| Exercise |
Using the records that follow, copy every line containing the word "vinea".

---- Material supplied

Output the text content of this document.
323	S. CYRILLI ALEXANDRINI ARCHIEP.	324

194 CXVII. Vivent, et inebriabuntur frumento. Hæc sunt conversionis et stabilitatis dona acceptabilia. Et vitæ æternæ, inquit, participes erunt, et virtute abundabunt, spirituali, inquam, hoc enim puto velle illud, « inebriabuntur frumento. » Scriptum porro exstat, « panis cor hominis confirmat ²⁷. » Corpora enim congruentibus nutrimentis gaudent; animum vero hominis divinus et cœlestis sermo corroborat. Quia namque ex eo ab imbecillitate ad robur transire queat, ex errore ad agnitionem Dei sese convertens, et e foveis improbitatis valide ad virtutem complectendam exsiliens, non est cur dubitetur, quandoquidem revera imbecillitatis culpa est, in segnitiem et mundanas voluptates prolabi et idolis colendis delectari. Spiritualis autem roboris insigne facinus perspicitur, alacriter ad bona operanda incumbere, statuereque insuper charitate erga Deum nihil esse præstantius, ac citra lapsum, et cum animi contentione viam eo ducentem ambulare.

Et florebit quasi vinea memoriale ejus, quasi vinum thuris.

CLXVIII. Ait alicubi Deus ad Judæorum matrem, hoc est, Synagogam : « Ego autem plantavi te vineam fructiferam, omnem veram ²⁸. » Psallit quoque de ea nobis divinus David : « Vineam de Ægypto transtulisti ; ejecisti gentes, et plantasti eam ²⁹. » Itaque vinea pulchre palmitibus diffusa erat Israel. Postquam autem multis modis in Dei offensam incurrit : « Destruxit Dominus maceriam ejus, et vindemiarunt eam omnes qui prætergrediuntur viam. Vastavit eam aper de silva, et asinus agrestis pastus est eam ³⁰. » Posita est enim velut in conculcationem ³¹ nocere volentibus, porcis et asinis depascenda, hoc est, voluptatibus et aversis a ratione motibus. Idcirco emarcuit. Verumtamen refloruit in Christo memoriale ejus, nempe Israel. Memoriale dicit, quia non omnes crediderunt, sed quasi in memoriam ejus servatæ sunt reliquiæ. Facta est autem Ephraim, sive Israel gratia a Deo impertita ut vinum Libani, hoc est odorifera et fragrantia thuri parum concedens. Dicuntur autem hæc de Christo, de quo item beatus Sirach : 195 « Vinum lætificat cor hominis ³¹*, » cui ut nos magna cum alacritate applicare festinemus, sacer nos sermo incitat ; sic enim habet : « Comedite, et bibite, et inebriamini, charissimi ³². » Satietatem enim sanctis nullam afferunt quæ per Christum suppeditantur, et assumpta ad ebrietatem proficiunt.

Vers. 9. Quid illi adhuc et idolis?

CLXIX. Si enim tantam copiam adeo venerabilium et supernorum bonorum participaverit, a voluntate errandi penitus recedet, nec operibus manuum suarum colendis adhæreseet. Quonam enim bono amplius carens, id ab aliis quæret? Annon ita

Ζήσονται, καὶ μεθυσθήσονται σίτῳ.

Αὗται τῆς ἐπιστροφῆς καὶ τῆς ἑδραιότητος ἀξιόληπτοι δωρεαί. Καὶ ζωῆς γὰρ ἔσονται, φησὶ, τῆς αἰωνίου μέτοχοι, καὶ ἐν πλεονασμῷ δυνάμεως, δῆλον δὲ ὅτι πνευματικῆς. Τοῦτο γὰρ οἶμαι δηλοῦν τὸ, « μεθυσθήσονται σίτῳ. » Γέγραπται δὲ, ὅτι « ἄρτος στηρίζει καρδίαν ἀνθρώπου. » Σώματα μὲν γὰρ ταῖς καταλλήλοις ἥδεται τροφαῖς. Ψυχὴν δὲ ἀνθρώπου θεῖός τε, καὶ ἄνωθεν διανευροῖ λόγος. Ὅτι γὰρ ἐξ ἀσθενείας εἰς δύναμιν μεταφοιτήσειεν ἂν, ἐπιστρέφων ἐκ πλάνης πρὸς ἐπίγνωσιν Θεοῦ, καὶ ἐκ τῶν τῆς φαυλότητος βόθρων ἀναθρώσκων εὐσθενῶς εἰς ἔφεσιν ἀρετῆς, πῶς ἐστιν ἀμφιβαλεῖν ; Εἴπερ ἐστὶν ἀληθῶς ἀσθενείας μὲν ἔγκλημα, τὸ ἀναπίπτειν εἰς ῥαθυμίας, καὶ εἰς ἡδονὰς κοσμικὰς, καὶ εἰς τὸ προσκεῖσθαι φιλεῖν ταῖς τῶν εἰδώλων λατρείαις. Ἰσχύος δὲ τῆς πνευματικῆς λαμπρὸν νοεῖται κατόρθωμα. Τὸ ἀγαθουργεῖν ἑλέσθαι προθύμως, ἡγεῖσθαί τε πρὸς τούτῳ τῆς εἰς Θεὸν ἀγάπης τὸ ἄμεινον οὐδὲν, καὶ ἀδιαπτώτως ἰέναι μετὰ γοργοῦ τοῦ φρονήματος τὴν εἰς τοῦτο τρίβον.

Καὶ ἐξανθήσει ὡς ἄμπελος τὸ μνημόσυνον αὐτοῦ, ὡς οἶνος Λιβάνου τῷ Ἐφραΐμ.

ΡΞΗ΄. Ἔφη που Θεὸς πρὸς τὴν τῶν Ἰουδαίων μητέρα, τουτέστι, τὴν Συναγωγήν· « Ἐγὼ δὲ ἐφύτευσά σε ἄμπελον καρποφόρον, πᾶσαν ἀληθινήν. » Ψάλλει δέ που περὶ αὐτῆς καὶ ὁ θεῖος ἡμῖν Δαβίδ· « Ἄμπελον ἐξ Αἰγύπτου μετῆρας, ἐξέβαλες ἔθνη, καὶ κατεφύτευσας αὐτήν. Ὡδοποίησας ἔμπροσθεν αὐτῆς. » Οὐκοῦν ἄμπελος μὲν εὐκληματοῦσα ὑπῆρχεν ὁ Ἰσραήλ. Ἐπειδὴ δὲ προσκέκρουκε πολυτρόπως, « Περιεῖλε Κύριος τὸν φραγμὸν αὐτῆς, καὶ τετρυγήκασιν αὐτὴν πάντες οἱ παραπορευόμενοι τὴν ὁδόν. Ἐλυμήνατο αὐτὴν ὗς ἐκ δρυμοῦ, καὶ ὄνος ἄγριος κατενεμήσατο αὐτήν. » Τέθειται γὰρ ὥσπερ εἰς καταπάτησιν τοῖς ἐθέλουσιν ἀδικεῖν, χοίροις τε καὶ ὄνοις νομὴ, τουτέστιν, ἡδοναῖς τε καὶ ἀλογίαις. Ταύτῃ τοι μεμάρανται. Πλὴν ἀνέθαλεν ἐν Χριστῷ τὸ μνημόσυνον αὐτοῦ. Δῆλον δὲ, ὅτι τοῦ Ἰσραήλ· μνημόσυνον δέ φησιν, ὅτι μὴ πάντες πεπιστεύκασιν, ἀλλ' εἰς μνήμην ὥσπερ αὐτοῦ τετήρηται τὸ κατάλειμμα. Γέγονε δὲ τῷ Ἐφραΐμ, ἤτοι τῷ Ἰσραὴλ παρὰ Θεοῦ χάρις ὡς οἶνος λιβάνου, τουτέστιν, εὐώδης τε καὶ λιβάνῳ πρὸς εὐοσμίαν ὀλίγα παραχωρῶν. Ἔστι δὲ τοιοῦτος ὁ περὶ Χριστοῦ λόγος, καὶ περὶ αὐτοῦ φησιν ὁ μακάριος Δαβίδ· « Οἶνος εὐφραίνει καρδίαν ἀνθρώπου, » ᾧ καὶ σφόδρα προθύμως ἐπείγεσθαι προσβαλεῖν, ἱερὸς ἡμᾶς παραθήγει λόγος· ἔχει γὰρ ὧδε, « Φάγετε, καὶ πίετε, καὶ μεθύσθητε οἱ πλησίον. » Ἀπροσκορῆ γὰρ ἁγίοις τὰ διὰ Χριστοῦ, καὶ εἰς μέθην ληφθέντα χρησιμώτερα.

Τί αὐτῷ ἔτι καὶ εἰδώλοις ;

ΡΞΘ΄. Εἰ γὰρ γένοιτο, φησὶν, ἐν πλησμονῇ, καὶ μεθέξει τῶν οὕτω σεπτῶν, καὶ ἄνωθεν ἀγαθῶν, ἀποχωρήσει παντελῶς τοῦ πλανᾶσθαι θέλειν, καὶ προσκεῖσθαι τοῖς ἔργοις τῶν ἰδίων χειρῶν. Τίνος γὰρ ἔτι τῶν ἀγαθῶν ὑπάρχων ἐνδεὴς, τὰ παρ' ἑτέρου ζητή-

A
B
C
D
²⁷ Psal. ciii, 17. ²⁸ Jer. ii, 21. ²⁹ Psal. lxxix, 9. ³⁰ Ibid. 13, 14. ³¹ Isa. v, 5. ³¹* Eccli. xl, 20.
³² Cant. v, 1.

--------

| Complete response |
Et florebit quasi vinea memoriale ejus, quasi vinum thuris.
CLXVIII. Ait alicubi Deus ad Judæorum matrem, hoc est, Synagogam : « Ego autem plantavi te vineam fructiferam, omnem veram ²⁸. » Psallit quoque de ea nobis divinus David : « Vineam de Ægypto transtulisti ; ejecisti gentes, et plantasti eam ²⁹. » Itaque vinea pulchre palmitibus diffusa erat Israel. Postquam autem multis modis in Dei offensam incurrit : « Destruxit Dominus maceriam ejus, et vindemiarunt eam omnes qui prætergrediuntur viam. Vastavit eam aper de silva, et asinus agrestis pastus est eam ³⁰. » Posita est enim velut in conculcationem ³¹ nocere volentibus, porcis et asinis depascenda, hoc est, voluptatibus et aversis a ratione motibus. Idcirco emarcuit. Verumtamen refloruit in Christo memoriale ejus, nempe Israel. Memoriale dicit, quia non omnes crediderunt, sed quasi in memoriam ejus servatæ sunt reliquiæ. Facta est autem Ephraim, sive Israel gratia a Deo impertita ut vinum Libani, hoc est odorifera et fragrantia thuri parum concedens. Dicuntur autem hæc de Christo, de quo item beatus Sirach : 195 « Vinum lætificat cor hominis ³¹*, » cui ut nos magna cum alacritate applicare festinemus, sacer nos sermo incitat ; sic enim habet : « Comedite, et bibite, et inebriamini, charissimi ³². » Satietatem enim sanctis nullam afferunt quæ per Christum suppeditantur, et assumpta ad ebrietatem proficiunt.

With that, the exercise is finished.